--- Working data ---

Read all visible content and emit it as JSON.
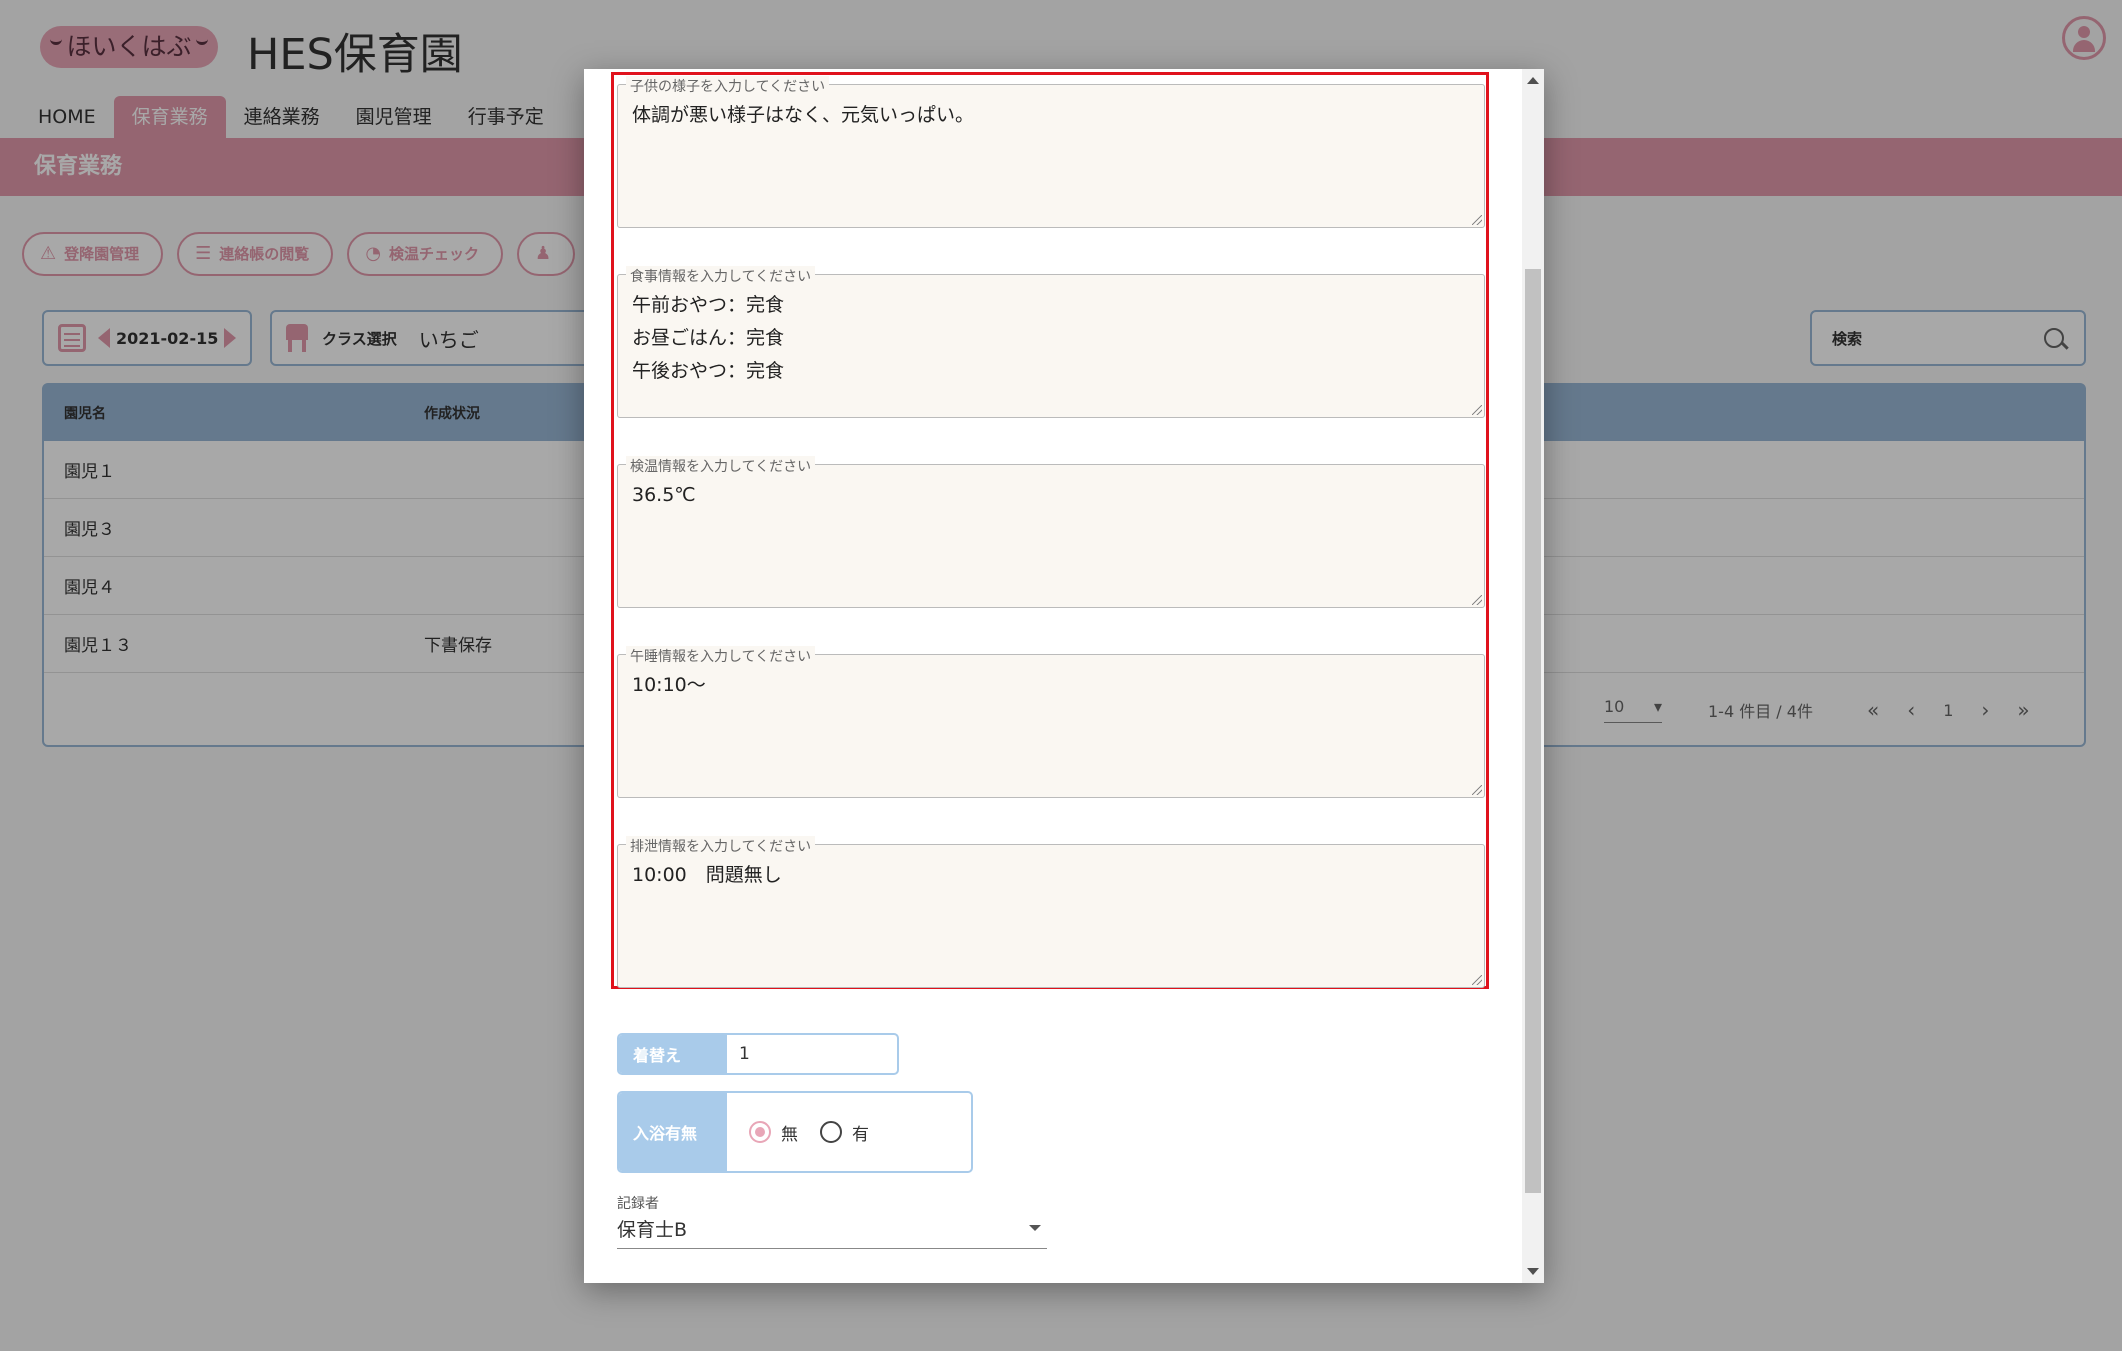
{
  "app": {
    "logo": "ほいくはぶ",
    "title": "HES保育園"
  },
  "nav": [
    "HOME",
    "保育業務",
    "連絡業務",
    "園児管理",
    "行事予定"
  ],
  "section_title": "保育業務",
  "toolbar": [
    "登降園管理",
    "連絡帳の閲覧",
    "検温チェック"
  ],
  "filters": {
    "date": "2021-02-15",
    "class_label": "クラス選択",
    "class_value": "いちご",
    "search_label": "検索"
  },
  "table": {
    "headers": [
      "園児名",
      "作成状況"
    ],
    "rows": [
      {
        "name": "園児１",
        "status": ""
      },
      {
        "name": "園児３",
        "status": ""
      },
      {
        "name": "園児４",
        "status": ""
      },
      {
        "name": "園児１３",
        "status": "下書保存"
      }
    ]
  },
  "pager": {
    "rows_per_page": "10",
    "range": "1-4 件目 / 4件",
    "page": "1"
  },
  "modal": {
    "fields": [
      {
        "label": "子供の様子を入力してください",
        "value": "体調が悪い様子はなく、元気いっぱい。"
      },
      {
        "label": "食事情報を入力してください",
        "value": "午前おやつ：完食\nお昼ごはん：完食\n午後おやつ：完食"
      },
      {
        "label": "検温情報を入力してください",
        "value": "36.5℃"
      },
      {
        "label": "午睡情報を入力してください",
        "value": "10:10～"
      },
      {
        "label": "排泄情報を入力してください",
        "value": "10:00　問題無し"
      }
    ],
    "kigae": {
      "label": "着替え",
      "value": "1"
    },
    "bath": {
      "label": "入浴有無",
      "options": [
        "無",
        "有"
      ],
      "selected": "無"
    },
    "recorder": {
      "label": "記録者",
      "value": "保育士B"
    }
  },
  "colors": {
    "accent": "#e39aac",
    "table_header": "#9ab8d6",
    "highlight": "#e0121c"
  }
}
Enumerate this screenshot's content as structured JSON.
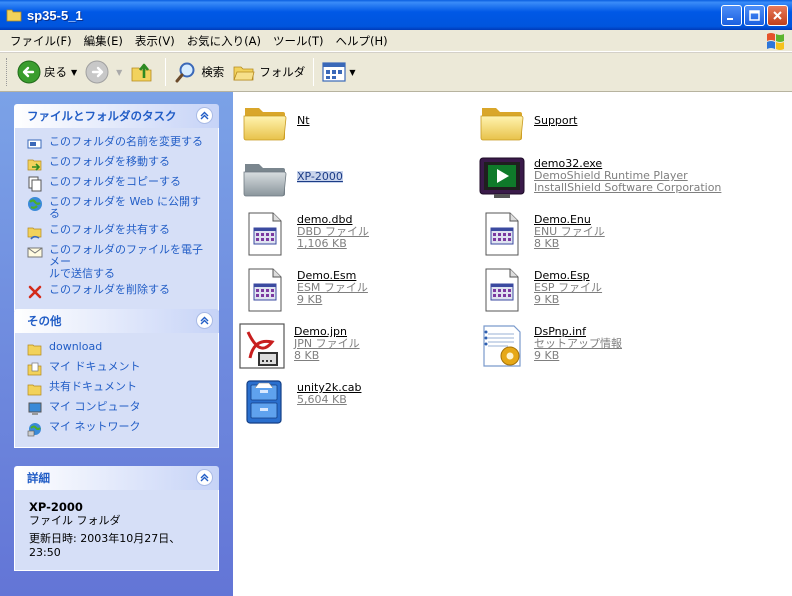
{
  "window": {
    "title": "sp35-5_1"
  },
  "menu": [
    "ファイル(F)",
    "編集(E)",
    "表示(V)",
    "お気に入り(A)",
    "ツール(T)",
    "ヘルプ(H)"
  ],
  "toolbar": {
    "back": "戻る",
    "search": "検索",
    "folders": "フォルダ"
  },
  "tasks": {
    "title": "ファイルとフォルダのタスク",
    "items": [
      "このフォルダの名前を変更する",
      "このフォルダを移動する",
      "このフォルダをコピーする",
      "このフォルダを Web に公開する",
      "このフォルダを共有する",
      "このフォルダのファイルを電子メー",
      "ルで送信する",
      "このフォルダを削除する"
    ]
  },
  "other": {
    "title": "その他",
    "items": [
      "download",
      "マイ ドキュメント",
      "共有ドキュメント",
      "マイ コンピュータ",
      "マイ ネットワーク"
    ]
  },
  "details": {
    "title": "詳細",
    "name": "XP-2000",
    "type": "ファイル フォルダ",
    "modified": "更新日時: 2003年10月27日、23:50"
  },
  "files": [
    {
      "name": "Nt",
      "line2": "",
      "line3": ""
    },
    {
      "name": "Support",
      "line2": "",
      "line3": ""
    },
    {
      "name": "XP-2000",
      "line2": "",
      "line3": ""
    },
    {
      "name": "demo32.exe",
      "line2": "DemoShield Runtime Player",
      "line3": "InstallShield Software Corporation"
    },
    {
      "name": "demo.dbd",
      "line2": "DBD ファイル",
      "line3": "1,106 KB"
    },
    {
      "name": "Demo.Enu",
      "line2": "ENU ファイル",
      "line3": "8 KB"
    },
    {
      "name": "Demo.Esm",
      "line2": "ESM ファイル",
      "line3": "9 KB"
    },
    {
      "name": "Demo.Esp",
      "line2": "ESP ファイル",
      "line3": "9 KB"
    },
    {
      "name": "Demo.jpn",
      "line2": "JPN ファイル",
      "line3": "8 KB"
    },
    {
      "name": "DsPnp.inf",
      "line2": "セットアップ情報",
      "line3": "9 KB"
    },
    {
      "name": "unity2k.cab",
      "line2": "5,604 KB",
      "line3": ""
    }
  ]
}
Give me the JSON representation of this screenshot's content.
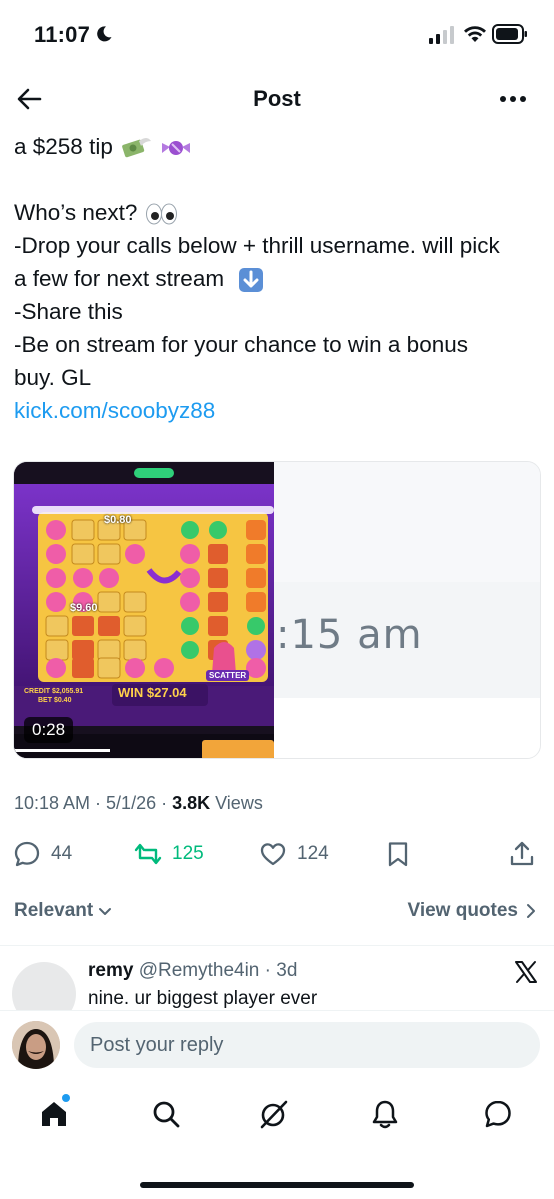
{
  "status_bar": {
    "time": "11:07"
  },
  "header": {
    "title": "Post"
  },
  "post": {
    "lines": [
      "a $258 tip",
      "",
      "Who’s next?",
      "-Drop your calls below + thrill username. will pick",
      "a few for next stream",
      "-Share this",
      "-Be on stream for your chance to win a bonus",
      "buy. GL"
    ],
    "link": "kick.com/scoobyz88",
    "media": {
      "video_duration": "0:28",
      "video_win_text": "WIN $27.04",
      "video_scatter_label": "SCATTER",
      "video_credit_text": "CREDIT $2,055.91",
      "video_bet_text": "BET $0.40",
      "video_tile_value_1": "$0.80",
      "video_tile_value_2": "$9.60",
      "preview_text": ":15 am"
    },
    "timestamp": "10:18 AM · 5/1/26 · ",
    "views_count": "3.8K",
    "views_label": " Views"
  },
  "actions": {
    "replies": "44",
    "retweets": "125",
    "likes": "124"
  },
  "sort": {
    "relevant_label": "Relevant",
    "quotes_label": "View quotes"
  },
  "reply": {
    "name": "remy",
    "handle": "@Remythe4in",
    "age": "3d",
    "text": "nine. ur biggest player ever"
  },
  "composer": {
    "placeholder": "Post your reply"
  },
  "colors": {
    "accent": "#1d9bf0",
    "retweet": "#00ba7c",
    "muted": "#536471"
  }
}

---

What to work on - Extract every line above containing the word "stream".

Exercise output -
      "a few for next stream",
      "-Be on stream for your chance to win a bonus",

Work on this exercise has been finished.